═════ GIVEN DATA

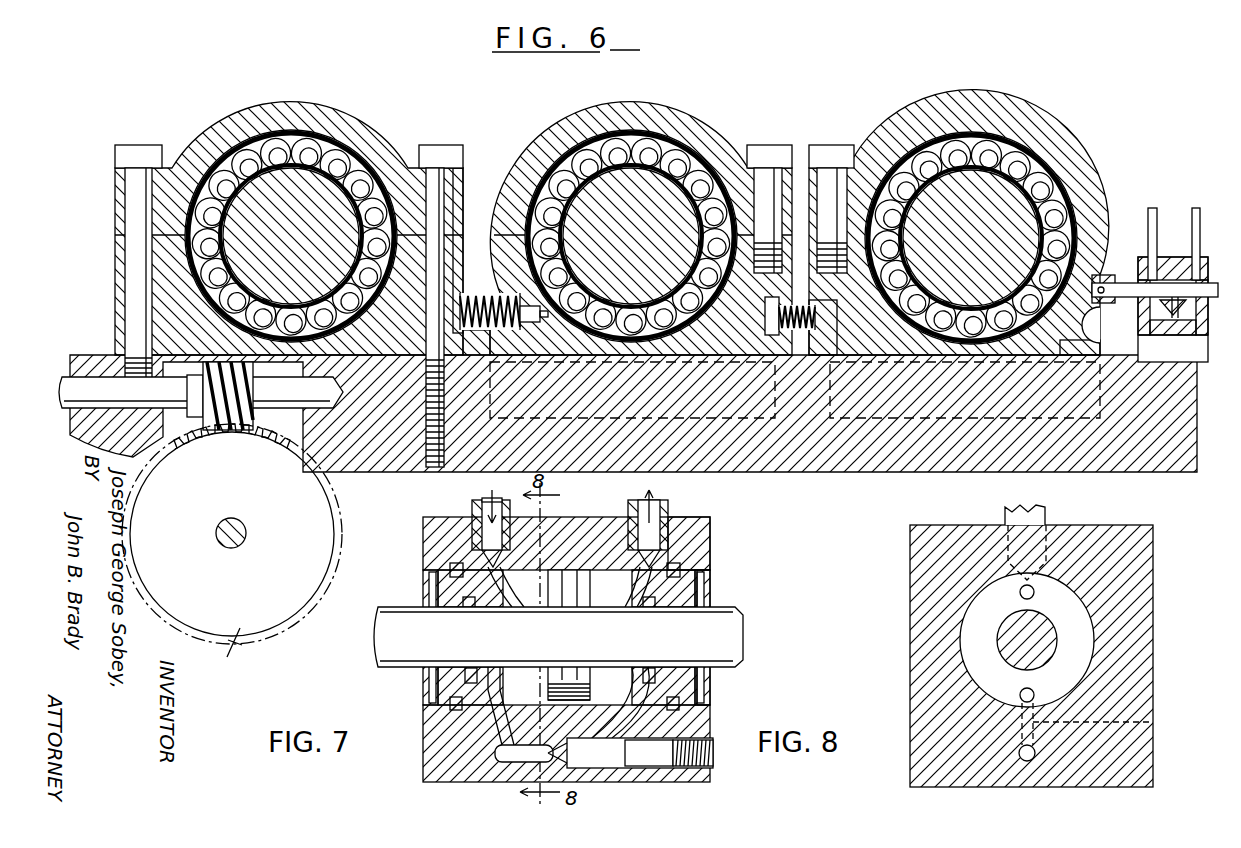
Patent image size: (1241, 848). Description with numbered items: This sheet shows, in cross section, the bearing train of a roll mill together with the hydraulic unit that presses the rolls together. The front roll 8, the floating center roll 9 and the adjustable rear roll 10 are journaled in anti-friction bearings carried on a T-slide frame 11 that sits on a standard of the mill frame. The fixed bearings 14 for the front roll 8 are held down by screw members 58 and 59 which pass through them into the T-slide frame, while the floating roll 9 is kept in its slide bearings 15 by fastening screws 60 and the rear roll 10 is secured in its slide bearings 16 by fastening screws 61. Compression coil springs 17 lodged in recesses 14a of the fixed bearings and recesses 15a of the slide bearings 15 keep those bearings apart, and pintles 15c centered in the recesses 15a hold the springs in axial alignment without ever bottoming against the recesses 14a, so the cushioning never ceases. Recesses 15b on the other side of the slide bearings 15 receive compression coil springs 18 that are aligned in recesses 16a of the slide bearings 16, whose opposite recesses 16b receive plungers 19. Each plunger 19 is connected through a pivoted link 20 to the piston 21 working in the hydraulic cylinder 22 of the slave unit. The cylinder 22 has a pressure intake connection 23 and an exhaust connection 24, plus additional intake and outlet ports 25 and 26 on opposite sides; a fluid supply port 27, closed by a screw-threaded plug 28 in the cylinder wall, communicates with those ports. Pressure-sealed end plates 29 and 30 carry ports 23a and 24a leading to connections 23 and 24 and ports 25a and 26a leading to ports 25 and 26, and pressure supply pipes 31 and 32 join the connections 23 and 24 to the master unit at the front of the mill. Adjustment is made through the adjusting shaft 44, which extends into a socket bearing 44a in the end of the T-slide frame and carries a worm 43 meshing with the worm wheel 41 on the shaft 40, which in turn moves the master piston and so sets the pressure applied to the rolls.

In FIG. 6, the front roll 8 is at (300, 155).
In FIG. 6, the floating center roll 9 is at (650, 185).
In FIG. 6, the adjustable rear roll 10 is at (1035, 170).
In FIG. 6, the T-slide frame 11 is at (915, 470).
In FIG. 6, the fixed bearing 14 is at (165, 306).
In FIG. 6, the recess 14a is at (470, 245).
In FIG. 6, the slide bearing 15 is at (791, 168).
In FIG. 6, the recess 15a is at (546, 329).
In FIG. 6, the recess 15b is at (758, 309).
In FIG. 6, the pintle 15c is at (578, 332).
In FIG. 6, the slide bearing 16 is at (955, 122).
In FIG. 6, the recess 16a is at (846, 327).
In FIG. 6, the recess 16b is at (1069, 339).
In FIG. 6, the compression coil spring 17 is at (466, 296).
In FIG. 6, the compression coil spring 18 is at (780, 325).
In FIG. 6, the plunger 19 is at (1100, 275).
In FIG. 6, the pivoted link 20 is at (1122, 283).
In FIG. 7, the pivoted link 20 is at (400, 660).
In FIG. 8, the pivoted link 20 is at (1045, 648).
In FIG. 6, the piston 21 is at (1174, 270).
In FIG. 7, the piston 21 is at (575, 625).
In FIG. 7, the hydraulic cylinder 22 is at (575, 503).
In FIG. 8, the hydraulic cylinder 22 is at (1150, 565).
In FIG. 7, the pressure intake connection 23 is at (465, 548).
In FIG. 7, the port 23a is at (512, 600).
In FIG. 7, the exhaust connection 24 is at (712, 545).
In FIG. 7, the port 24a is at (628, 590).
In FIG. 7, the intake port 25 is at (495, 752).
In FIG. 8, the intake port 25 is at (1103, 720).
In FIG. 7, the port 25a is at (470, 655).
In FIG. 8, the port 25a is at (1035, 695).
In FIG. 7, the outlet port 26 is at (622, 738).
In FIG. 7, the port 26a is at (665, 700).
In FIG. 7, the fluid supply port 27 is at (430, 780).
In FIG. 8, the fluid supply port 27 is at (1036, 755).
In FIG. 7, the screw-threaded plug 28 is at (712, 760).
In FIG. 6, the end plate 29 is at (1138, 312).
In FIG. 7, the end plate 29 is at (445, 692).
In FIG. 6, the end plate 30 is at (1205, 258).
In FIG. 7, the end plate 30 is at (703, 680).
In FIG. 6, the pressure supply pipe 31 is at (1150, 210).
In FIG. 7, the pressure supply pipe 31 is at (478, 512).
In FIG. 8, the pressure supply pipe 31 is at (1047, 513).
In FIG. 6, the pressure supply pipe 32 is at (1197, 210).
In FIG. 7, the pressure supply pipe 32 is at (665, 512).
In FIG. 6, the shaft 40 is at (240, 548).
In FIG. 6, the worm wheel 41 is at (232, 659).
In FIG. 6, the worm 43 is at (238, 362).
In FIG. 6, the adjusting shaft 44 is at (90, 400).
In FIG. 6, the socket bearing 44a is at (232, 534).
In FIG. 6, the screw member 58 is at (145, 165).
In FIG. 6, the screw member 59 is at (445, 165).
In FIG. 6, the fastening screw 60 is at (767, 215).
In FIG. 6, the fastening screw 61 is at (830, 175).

══════════

▶ _GIVEN EXERCISE_
How many of the lines above contain the word "exhaust"? Reply with the number alone.

▶ _THE ANSWER_
2